Make an exact copy of all the material below, apart from the pictures.

• **DATA FOR THE TASK**
============
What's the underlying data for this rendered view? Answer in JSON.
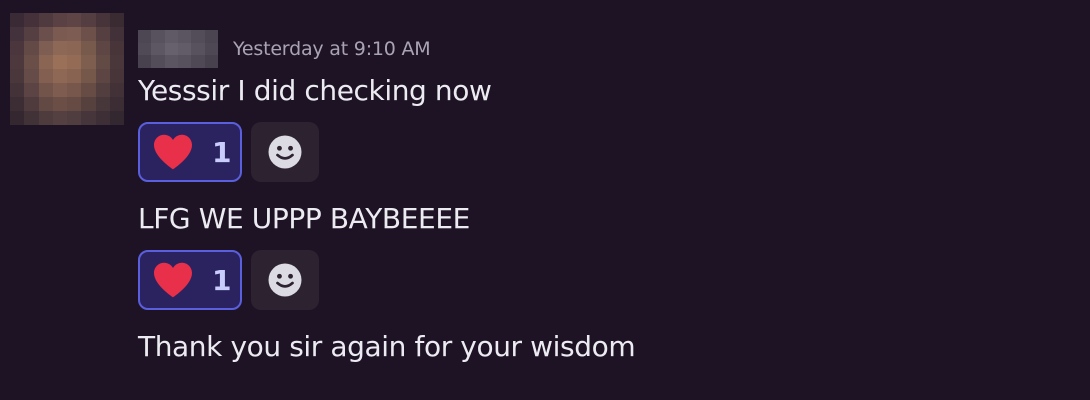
{
  "message_group": {
    "timestamp": "Yesterday at 9:10 AM",
    "messages": [
      {
        "text": "Yesssir I did checking now",
        "reaction": {
          "icon": "heart-icon",
          "count": "1",
          "color": "#e8304a"
        },
        "add_reaction_icon": "smiley-icon"
      },
      {
        "text": "LFG WE UPPP BAYBEEEE",
        "reaction": {
          "icon": "heart-icon",
          "count": "1",
          "color": "#e8304a"
        },
        "add_reaction_icon": "smiley-icon"
      },
      {
        "text": "Thank you sir again for your wisdom"
      }
    ]
  },
  "colors": {
    "background": "#1e1325",
    "reaction_border": "#5a5fdd",
    "reaction_bg": "#2b2360",
    "reaction_count": "#c9cdfb",
    "timestamp": "#a9a4b4"
  }
}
============
• **SOLUTION**
What's the underlying data for this rendered view? Answer in JSON.
{
  "message_group": {
    "timestamp": "Yesterday at 9:10 AM",
    "messages": [
      {
        "text": "Yesssir I did checking now",
        "reaction": {
          "icon": "heart-icon",
          "count": "1",
          "color": "#e8304a"
        },
        "add_reaction_icon": "smiley-icon"
      },
      {
        "text": "LFG WE UPPP BAYBEEEE",
        "reaction": {
          "icon": "heart-icon",
          "count": "1",
          "color": "#e8304a"
        },
        "add_reaction_icon": "smiley-icon"
      },
      {
        "text": "Thank you sir again for your wisdom"
      }
    ]
  },
  "colors": {
    "background": "#1e1325",
    "reaction_border": "#5a5fdd",
    "reaction_bg": "#2b2360",
    "reaction_count": "#c9cdfb",
    "timestamp": "#a9a4b4"
  }
}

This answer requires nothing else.